__Page excerpt__
───

On Monday, I started work on the next issue of Hotel Business, and have spent the remainder of the week keeping a lid on e-mail related to the title. Normally I would have started with a couple of hundred outstanding messages, but I've been keeping an eye on things and the number never went over 105 and dropped over the next couple of days to 64 then 34.
I seem to sped most of my day reading press releases. It's very different to my days on Comic World. Putting aside the idea that it was so long ago we didn't have e-mail (!), on Comic World I was able to build up a small team of reliable writers, whose names you would see in issue after issue. The unreliable ones were quickly dropped. It's the system I prefer and the one I used on all other magazines I've been involved with... until now.
As there's no budget, we rely on agencies for written material and instead of five or six articles of between 1,600 and 3,200 words by five or six authors, I'm dealing with 50 or 60 150-300 word pieces by 50 or 60 agencies. As themes change in each issue, and agency staff changes almost as quickly, I'm rarely dealing with the same people from one issue to the next. Building a relationship is impossible and every newcomer seems to have their own way of getting things wrong. Actually that's a bit of an exaggeration because they all make one mistake in common: I always ask for high res. pictures to use as illustrations, and they're either missing or what they've sent is way too small. We're a glossy broadsheet paper: your Google mail profile picture is waaaaay too small... and, no, we can't just "grab something off the website" because even if you don't mind illustrating your bylined article with shitty product shots, I do mind having them in a paper that has my name on it as editor.
(But you don't say that, of course. You try to explain the meaning of "pixel resolution" and "dots per inch" and why something that looks good on an HD TV – which is essentially what your computer screen is – won't look so good when it's blown up to four or five times the original size and printed on paper.)
Wednesday was interrupted by the arrival of a police officer who was going door-to-door asking about a shooting incident in nearby Stanley Road. I'd walked past a police van and noticed the crime-scene tape that had been used to close down the road. Apparently, police had responded to a neighbour's call that a house was being broken into. When they arrived a few minutes later, the would-be thief fired a gun at them and escaped while they were calling for back-up. This occurred at around 9.30pm on Tuesday night.

───

__Extracted information__
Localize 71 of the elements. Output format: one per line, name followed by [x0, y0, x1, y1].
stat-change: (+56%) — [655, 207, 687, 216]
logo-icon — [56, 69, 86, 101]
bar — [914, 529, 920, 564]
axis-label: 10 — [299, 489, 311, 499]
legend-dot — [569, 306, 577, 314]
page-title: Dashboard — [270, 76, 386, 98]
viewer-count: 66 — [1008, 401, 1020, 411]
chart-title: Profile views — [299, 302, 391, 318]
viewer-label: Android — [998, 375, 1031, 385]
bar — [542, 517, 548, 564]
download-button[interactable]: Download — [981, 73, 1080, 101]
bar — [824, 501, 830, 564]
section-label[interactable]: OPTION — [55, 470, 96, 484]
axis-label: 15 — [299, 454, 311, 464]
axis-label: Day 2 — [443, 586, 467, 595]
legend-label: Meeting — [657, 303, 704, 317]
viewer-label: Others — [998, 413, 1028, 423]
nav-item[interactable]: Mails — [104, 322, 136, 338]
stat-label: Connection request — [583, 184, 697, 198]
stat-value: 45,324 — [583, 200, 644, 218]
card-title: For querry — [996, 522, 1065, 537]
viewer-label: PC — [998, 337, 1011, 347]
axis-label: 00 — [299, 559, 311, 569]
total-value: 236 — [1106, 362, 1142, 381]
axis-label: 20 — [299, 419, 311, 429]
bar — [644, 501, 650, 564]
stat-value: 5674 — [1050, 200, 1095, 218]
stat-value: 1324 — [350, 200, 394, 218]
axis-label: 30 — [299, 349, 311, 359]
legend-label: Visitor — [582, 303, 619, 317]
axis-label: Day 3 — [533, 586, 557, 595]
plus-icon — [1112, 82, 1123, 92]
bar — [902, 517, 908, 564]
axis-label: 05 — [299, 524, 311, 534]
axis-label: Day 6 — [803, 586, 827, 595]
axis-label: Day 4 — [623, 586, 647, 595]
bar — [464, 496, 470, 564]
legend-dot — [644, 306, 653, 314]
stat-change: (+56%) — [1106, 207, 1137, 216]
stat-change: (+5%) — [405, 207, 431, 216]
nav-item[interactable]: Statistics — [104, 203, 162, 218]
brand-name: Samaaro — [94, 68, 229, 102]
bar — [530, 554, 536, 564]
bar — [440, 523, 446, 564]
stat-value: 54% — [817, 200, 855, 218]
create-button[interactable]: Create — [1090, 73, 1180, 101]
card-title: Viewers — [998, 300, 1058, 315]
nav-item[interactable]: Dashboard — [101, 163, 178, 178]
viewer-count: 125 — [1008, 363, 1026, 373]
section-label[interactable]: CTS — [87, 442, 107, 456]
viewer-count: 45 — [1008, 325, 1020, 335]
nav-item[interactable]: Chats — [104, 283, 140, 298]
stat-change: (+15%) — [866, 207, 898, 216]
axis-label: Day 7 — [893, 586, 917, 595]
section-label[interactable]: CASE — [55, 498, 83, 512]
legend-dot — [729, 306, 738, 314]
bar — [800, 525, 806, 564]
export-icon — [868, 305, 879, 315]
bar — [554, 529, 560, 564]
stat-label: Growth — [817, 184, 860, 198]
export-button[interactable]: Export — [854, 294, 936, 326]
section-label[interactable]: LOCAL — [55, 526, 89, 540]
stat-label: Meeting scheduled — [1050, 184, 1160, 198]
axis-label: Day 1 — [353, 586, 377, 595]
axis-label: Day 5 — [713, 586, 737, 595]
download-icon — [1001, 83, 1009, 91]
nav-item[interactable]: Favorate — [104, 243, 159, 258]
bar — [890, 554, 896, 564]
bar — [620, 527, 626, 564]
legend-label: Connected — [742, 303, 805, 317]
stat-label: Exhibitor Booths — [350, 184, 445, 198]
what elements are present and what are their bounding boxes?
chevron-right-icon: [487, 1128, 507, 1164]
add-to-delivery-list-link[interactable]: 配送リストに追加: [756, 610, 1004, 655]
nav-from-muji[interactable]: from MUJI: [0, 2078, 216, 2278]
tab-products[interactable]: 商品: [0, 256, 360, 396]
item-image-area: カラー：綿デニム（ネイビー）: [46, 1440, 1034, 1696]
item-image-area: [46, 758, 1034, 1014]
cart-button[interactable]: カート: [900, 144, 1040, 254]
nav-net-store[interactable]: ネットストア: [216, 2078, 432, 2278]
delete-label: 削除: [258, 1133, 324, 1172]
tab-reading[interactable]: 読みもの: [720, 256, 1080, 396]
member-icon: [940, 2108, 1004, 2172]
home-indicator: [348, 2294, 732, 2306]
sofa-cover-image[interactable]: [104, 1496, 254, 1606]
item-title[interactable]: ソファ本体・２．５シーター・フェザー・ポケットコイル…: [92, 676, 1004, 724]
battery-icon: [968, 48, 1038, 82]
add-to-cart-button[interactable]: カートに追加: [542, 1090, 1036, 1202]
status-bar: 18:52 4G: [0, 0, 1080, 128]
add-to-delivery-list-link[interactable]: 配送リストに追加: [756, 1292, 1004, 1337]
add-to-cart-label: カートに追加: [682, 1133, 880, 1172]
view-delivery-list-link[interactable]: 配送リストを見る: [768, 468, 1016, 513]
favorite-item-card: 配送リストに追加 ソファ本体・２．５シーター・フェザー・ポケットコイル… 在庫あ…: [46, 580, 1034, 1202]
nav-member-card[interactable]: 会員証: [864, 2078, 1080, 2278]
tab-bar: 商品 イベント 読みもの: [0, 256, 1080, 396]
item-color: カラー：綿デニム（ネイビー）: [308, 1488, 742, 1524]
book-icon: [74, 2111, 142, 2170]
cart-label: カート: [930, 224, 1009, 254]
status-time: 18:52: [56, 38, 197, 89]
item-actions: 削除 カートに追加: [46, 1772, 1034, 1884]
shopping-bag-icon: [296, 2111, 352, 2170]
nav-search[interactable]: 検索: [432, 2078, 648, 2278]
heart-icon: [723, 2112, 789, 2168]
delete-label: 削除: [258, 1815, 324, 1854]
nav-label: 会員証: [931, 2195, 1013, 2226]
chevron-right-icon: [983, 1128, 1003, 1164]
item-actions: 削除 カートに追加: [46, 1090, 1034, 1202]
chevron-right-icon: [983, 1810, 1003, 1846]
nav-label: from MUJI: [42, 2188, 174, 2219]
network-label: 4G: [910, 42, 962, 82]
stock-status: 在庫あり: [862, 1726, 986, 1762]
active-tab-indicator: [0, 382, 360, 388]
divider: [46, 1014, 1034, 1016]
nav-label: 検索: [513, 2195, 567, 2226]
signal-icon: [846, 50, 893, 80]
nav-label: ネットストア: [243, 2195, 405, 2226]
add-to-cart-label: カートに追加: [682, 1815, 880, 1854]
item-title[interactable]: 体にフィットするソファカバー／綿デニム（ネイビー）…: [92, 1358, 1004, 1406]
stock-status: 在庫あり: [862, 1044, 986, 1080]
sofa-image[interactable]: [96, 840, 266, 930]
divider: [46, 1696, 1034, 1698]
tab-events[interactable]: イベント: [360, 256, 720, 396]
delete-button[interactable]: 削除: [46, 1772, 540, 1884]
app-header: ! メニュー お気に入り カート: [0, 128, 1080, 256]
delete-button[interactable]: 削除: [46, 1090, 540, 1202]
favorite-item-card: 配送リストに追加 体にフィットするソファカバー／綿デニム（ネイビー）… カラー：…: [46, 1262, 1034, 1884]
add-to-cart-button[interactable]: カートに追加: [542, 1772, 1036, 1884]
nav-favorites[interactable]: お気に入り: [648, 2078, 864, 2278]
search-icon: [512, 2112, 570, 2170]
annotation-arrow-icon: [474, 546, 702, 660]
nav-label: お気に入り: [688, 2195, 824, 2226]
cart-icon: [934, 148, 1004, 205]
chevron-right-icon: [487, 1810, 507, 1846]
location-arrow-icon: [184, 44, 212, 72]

───

__Problem requirements__
According to the Hotel Business diary, what mistake do all the agencies make in common?

__Exercise output__
The high-resolution pictures requested as illustrations are either missing or far too small.